** Begin DATA **
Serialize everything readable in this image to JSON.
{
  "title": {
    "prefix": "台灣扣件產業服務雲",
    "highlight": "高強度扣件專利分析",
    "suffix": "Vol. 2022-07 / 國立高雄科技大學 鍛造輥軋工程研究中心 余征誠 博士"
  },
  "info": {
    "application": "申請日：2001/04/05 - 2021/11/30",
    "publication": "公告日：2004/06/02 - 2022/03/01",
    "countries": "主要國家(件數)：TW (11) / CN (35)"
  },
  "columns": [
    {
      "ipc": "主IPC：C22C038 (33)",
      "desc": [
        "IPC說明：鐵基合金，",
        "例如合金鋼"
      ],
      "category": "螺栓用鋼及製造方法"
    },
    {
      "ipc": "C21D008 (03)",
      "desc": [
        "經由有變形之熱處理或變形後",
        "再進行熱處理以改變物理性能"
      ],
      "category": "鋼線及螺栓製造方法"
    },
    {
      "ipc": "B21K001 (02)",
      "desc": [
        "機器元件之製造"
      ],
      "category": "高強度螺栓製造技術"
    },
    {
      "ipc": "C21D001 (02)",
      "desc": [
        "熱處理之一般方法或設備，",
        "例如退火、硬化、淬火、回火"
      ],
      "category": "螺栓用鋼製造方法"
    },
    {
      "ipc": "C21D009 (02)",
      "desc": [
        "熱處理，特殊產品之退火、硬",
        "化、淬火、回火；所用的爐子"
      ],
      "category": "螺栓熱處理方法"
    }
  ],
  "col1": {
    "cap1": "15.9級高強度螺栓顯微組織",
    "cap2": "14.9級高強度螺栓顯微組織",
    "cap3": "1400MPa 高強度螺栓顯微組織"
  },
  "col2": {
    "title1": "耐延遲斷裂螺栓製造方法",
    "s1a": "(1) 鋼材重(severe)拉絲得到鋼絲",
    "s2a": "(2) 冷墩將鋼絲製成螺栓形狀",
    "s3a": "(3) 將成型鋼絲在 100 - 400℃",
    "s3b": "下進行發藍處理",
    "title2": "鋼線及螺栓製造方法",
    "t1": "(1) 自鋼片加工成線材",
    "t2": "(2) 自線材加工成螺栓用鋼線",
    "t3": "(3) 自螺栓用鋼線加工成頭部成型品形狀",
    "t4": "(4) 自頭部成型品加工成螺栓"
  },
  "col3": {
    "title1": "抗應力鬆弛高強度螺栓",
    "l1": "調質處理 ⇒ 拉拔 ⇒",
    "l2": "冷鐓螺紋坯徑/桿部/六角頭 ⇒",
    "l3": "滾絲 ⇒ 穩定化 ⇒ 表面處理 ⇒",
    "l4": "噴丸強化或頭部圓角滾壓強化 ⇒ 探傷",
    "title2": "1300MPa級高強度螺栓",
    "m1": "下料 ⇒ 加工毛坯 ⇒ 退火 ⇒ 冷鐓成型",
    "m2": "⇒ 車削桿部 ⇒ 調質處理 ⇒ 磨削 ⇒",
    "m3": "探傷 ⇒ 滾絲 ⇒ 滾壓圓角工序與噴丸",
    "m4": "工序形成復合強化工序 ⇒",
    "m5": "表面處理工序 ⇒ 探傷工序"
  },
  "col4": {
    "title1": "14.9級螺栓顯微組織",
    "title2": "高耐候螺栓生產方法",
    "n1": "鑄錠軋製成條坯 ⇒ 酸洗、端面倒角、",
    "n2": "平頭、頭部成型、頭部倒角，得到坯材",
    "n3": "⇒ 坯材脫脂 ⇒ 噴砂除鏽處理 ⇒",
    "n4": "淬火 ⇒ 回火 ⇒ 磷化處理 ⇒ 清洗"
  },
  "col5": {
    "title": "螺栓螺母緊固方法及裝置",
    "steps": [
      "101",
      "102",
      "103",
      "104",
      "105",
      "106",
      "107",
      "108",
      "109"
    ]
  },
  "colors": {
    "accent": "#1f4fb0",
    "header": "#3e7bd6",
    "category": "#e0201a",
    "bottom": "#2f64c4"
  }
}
** End DATA **
:: THE PROBLEM ::
All of the lines above must be returned exactly.

:: WORKED ANSWER ::
Serialize everything readable in this image to JSON.
{
  "title": {
    "prefix": "台灣扣件產業服務雲",
    "highlight": "高強度扣件專利分析",
    "suffix": "Vol. 2022-07 / 國立高雄科技大學 鍛造輥軋工程研究中心 余征誠 博士"
  },
  "info": {
    "application": "申請日：2001/04/05 - 2021/11/30",
    "publication": "公告日：2004/06/02 - 2022/03/01",
    "countries": "主要國家(件數)：TW (11) / CN (35)"
  },
  "columns": [
    {
      "ipc": "主IPC：C22C038 (33)",
      "desc": [
        "IPC說明：鐵基合金，",
        "例如合金鋼"
      ],
      "category": "螺栓用鋼及製造方法"
    },
    {
      "ipc": "C21D008 (03)",
      "desc": [
        "經由有變形之熱處理或變形後",
        "再進行熱處理以改變物理性能"
      ],
      "category": "鋼線及螺栓製造方法"
    },
    {
      "ipc": "B21K001 (02)",
      "desc": [
        "機器元件之製造"
      ],
      "category": "高強度螺栓製造技術"
    },
    {
      "ipc": "C21D001 (02)",
      "desc": [
        "熱處理之一般方法或設備，",
        "例如退火、硬化、淬火、回火"
      ],
      "category": "螺栓用鋼製造方法"
    },
    {
      "ipc": "C21D009 (02)",
      "desc": [
        "熱處理，特殊產品之退火、硬",
        "化、淬火、回火；所用的爐子"
      ],
      "category": "螺栓熱處理方法"
    }
  ],
  "col1": {
    "cap1": "15.9級高強度螺栓顯微組織",
    "cap2": "14.9級高強度螺栓顯微組織",
    "cap3": "1400MPa 高強度螺栓顯微組織"
  },
  "col2": {
    "title1": "耐延遲斷裂螺栓製造方法",
    "s1a": "(1) 鋼材重(severe)拉絲得到鋼絲",
    "s2a": "(2) 冷墩將鋼絲製成螺栓形狀",
    "s3a": "(3) 將成型鋼絲在 100 - 400℃",
    "s3b": "下進行發藍處理",
    "title2": "鋼線及螺栓製造方法",
    "t1": "(1) 自鋼片加工成線材",
    "t2": "(2) 自線材加工成螺栓用鋼線",
    "t3": "(3) 自螺栓用鋼線加工成頭部成型品形狀",
    "t4": "(4) 自頭部成型品加工成螺栓"
  },
  "col3": {
    "title1": "抗應力鬆弛高強度螺栓",
    "l1": "調質處理 ⇒ 拉拔 ⇒",
    "l2": "冷鐓螺紋坯徑/桿部/六角頭 ⇒",
    "l3": "滾絲 ⇒ 穩定化 ⇒ 表面處理 ⇒",
    "l4": "噴丸強化或頭部圓角滾壓強化 ⇒ 探傷",
    "title2": "1300MPa級高強度螺栓",
    "m1": "下料 ⇒ 加工毛坯 ⇒ 退火 ⇒ 冷鐓成型",
    "m2": "⇒ 車削桿部 ⇒ 調質處理 ⇒ 磨削 ⇒",
    "m3": "探傷 ⇒ 滾絲 ⇒ 滾壓圓角工序與噴丸",
    "m4": "工序形成復合強化工序 ⇒",
    "m5": "表面處理工序 ⇒ 探傷工序"
  },
  "col4": {
    "title1": "14.9級螺栓顯微組織",
    "title2": "高耐候螺栓生產方法",
    "n1": "鑄錠軋製成條坯 ⇒ 酸洗、端面倒角、",
    "n2": "平頭、頭部成型、頭部倒角，得到坯材",
    "n3": "⇒ 坯材脫脂 ⇒ 噴砂除鏽處理 ⇒",
    "n4": "淬火 ⇒ 回火 ⇒ 磷化處理 ⇒ 清洗"
  },
  "col5": {
    "title": "螺栓螺母緊固方法及裝置",
    "steps": [
      "101",
      "102",
      "103",
      "104",
      "105",
      "106",
      "107",
      "108",
      "109"
    ]
  },
  "colors": {
    "accent": "#1f4fb0",
    "header": "#3e7bd6",
    "category": "#e0201a",
    "bottom": "#2f64c4"
  }
}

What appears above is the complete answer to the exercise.